Stored records:
******

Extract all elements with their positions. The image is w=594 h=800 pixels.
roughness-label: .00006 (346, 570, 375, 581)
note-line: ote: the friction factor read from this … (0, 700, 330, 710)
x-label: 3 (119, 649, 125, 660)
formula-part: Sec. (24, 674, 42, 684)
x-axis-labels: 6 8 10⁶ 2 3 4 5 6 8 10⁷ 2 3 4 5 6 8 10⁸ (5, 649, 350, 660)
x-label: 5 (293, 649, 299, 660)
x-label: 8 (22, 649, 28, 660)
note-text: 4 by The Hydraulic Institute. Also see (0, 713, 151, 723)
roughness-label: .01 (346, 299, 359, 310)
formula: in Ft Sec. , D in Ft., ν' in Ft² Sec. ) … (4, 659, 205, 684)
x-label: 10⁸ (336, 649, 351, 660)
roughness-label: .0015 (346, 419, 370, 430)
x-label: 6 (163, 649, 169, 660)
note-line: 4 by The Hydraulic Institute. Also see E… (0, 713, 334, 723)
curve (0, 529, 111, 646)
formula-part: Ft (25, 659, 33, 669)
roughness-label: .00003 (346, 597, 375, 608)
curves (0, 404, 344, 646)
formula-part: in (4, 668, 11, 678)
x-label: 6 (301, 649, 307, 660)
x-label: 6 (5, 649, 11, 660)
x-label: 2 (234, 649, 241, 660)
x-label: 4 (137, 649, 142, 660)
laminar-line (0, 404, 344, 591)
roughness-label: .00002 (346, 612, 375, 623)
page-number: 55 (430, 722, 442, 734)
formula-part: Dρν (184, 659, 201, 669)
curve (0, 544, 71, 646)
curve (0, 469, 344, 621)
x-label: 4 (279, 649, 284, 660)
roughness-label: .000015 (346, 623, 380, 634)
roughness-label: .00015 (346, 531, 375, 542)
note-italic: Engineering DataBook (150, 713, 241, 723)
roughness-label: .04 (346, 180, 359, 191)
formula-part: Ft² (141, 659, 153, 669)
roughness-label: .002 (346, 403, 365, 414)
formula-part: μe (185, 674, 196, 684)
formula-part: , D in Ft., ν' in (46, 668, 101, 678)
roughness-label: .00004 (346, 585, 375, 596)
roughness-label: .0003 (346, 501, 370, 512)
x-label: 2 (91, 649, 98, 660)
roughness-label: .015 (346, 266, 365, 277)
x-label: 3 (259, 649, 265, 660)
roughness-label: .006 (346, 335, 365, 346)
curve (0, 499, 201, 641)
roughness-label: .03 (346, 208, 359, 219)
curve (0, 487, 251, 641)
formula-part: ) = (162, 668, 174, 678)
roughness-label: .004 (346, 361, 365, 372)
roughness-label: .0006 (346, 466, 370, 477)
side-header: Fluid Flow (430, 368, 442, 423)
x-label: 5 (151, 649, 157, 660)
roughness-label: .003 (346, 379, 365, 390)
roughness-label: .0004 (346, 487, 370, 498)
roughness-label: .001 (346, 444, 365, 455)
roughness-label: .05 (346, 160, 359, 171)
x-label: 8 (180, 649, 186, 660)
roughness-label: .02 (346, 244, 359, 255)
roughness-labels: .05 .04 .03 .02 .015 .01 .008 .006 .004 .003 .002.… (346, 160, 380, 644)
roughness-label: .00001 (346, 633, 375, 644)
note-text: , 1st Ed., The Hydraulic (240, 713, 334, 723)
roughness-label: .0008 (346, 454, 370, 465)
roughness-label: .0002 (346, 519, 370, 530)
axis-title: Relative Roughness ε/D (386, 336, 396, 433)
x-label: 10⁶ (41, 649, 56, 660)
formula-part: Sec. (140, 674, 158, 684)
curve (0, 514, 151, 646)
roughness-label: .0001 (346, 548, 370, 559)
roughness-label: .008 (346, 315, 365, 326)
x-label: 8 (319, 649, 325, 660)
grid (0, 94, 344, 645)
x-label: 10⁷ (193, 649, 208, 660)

******

What to produce: Write out all the records again, replacing every "formula-part" with "formula-piece" and leaving everything else unchanged.

Full response:
Extract all elements with their positions. The image is w=594 h=800 pixels.
roughness-label: .00006 (346, 570, 375, 581)
note-line: ote: the friction factor read from this … (0, 700, 330, 710)
x-label: 3 (119, 649, 125, 660)
formula-piece: Sec. (24, 674, 42, 684)
x-axis-labels: 6 8 10⁶ 2 3 4 5 6 8 10⁷ 2 3 4 5 6 8 10⁸ (5, 649, 350, 660)
x-label: 5 (293, 649, 299, 660)
x-label: 8 (22, 649, 28, 660)
note-text: 4 by The Hydraulic Institute. Also see (0, 713, 151, 723)
roughness-label: .01 (346, 299, 359, 310)
formula: in Ft Sec. , D in Ft., ν' in Ft² Sec. ) … (4, 659, 205, 684)
x-label: 10⁸ (336, 649, 351, 660)
roughness-label: .0015 (346, 419, 370, 430)
x-label: 6 (163, 649, 169, 660)
note-line: 4 by The Hydraulic Institute. Also see E… (0, 713, 334, 723)
curve (0, 529, 111, 646)
formula-piece: Ft (25, 659, 33, 669)
roughness-label: .00003 (346, 597, 375, 608)
curves (0, 404, 344, 646)
formula-piece: in (4, 668, 11, 678)
x-label: 6 (301, 649, 307, 660)
x-label: 6 (5, 649, 11, 660)
x-label: 2 (234, 649, 241, 660)
x-label: 4 (137, 649, 142, 660)
laminar-line (0, 404, 344, 591)
roughness-label: .00002 (346, 612, 375, 623)
page-number: 55 (430, 722, 442, 734)
formula-piece: Dρν (184, 659, 201, 669)
curve (0, 544, 71, 646)
curve (0, 469, 344, 621)
x-label: 4 (279, 649, 284, 660)
roughness-label: .000015 (346, 623, 380, 634)
roughness-label: .00015 (346, 531, 375, 542)
note-italic: Engineering DataBook (150, 713, 241, 723)
roughness-label: .04 (346, 180, 359, 191)
formula-piece: Ft² (141, 659, 153, 669)
roughness-label: .002 (346, 403, 365, 414)
formula-piece: μe (185, 674, 196, 684)
formula-piece: , D in Ft., ν' in (46, 668, 101, 678)
roughness-label: .00004 (346, 585, 375, 596)
roughness-label: .0003 (346, 501, 370, 512)
x-label: 2 (91, 649, 98, 660)
roughness-label: .015 (346, 266, 365, 277)
x-label: 3 (259, 649, 265, 660)
roughness-label: .006 (346, 335, 365, 346)
curve (0, 499, 201, 641)
roughness-label: .03 (346, 208, 359, 219)
curve (0, 487, 251, 641)
formula-piece: ) = (162, 668, 174, 678)
roughness-label: .004 (346, 361, 365, 372)
roughness-label: .0006 (346, 466, 370, 477)
side-header: Fluid Flow (430, 368, 442, 423)
x-label: 5 (151, 649, 157, 660)
roughness-label: .003 (346, 379, 365, 390)
roughness-label: .0004 (346, 487, 370, 498)
roughness-label: .001 (346, 444, 365, 455)
roughness-label: .05 (346, 160, 359, 171)
x-label: 8 (180, 649, 186, 660)
roughness-label: .02 (346, 244, 359, 255)
roughness-labels: .05 .04 .03 .02 .015 .01 .008 .006 .004 .003 .002.… (346, 160, 380, 644)
roughness-label: .00001 (346, 633, 375, 644)
note-text: , 1st Ed., The Hydraulic (240, 713, 334, 723)
roughness-label: .0008 (346, 454, 370, 465)
roughness-label: .0002 (346, 519, 370, 530)
axis-title: Relative Roughness ε/D (386, 336, 396, 433)
x-label: 10⁶ (41, 649, 56, 660)
formula-piece: Sec. (140, 674, 158, 684)
curve (0, 514, 151, 646)
roughness-label: .0001 (346, 548, 370, 559)
roughness-label: .008 (346, 315, 365, 326)
x-label: 8 (319, 649, 325, 660)
grid (0, 94, 344, 645)
x-label: 10⁷ (193, 649, 208, 660)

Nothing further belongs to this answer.